#### DATASET CONTENT

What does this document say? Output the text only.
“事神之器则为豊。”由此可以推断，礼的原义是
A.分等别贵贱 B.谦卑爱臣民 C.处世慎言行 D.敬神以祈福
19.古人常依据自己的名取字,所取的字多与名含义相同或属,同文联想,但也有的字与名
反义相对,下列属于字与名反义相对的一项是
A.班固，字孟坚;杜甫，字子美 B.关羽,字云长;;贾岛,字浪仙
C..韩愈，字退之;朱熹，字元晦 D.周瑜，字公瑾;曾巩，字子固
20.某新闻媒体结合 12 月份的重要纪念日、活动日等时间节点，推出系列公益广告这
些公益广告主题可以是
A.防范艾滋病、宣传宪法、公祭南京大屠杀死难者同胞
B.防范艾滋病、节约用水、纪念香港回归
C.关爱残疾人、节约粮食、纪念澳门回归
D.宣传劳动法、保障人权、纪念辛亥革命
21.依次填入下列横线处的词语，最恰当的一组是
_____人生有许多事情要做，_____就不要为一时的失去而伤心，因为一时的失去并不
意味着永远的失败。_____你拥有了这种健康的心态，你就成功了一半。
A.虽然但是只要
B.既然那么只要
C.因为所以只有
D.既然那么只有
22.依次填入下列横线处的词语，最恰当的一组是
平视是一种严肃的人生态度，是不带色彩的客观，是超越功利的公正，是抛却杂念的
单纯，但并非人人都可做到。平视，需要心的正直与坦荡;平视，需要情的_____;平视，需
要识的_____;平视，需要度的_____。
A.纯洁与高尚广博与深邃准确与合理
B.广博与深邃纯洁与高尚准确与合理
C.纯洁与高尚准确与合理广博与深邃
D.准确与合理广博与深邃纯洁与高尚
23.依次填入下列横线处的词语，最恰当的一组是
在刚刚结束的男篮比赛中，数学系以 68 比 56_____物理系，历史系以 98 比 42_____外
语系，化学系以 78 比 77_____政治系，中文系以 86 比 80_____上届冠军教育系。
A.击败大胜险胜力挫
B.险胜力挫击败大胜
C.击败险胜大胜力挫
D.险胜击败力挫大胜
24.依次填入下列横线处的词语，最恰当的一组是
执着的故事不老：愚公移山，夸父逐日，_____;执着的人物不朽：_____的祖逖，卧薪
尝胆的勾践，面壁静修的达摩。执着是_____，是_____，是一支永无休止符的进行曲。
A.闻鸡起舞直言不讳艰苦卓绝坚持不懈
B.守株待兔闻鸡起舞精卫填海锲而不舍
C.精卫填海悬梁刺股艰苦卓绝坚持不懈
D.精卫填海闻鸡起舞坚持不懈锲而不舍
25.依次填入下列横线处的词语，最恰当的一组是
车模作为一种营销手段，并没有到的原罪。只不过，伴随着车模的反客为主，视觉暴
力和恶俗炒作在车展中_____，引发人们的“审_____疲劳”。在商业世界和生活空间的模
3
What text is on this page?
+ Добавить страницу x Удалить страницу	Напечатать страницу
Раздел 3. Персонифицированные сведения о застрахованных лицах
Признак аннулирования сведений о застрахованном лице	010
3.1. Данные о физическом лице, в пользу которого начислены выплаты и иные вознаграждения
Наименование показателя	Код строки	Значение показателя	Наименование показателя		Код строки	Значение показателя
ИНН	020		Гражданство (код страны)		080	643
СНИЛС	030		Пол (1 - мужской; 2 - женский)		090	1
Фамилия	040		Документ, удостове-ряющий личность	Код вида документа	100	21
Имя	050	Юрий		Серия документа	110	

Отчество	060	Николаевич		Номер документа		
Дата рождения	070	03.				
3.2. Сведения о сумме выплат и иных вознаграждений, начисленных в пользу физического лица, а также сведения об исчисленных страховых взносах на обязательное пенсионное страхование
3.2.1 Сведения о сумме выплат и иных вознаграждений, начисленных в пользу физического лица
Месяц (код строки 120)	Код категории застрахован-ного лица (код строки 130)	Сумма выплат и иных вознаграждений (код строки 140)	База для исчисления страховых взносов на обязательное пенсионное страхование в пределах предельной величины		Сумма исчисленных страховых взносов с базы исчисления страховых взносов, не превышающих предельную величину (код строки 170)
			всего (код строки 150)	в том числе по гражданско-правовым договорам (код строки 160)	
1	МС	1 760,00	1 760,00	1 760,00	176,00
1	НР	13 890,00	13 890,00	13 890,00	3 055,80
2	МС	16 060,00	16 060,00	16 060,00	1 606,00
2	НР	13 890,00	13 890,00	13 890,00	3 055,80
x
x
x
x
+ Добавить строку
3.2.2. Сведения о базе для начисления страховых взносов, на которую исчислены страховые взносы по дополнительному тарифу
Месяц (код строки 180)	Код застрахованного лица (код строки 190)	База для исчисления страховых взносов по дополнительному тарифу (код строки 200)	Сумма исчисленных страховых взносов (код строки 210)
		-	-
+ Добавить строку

########

▶ INSTRUCTIONS TO FOLLOW:
In the entries above, find each line with the string "База" and copy it.

▶ OUTPUT OF THE EXERCISE:
Месяц (код строки 120)	Код категории застрахован-ного лица (код строки 130)	Сумма выплат и иных вознаграждений (код строки 140)	База для исчисления страховых взносов на обязательное пенсионное страхование в пределах предельной величины		Сумма исчисленных страховых взносов с базы исчисления страховых взносов, не превышающих предельную величину (код строки 170)
Месяц (код строки 180)	Код застрахованного лица (код строки 190)	База для исчисления страховых взносов по дополнительному тарифу (код строки 200)	Сумма исчисленных страховых взносов (код строки 210)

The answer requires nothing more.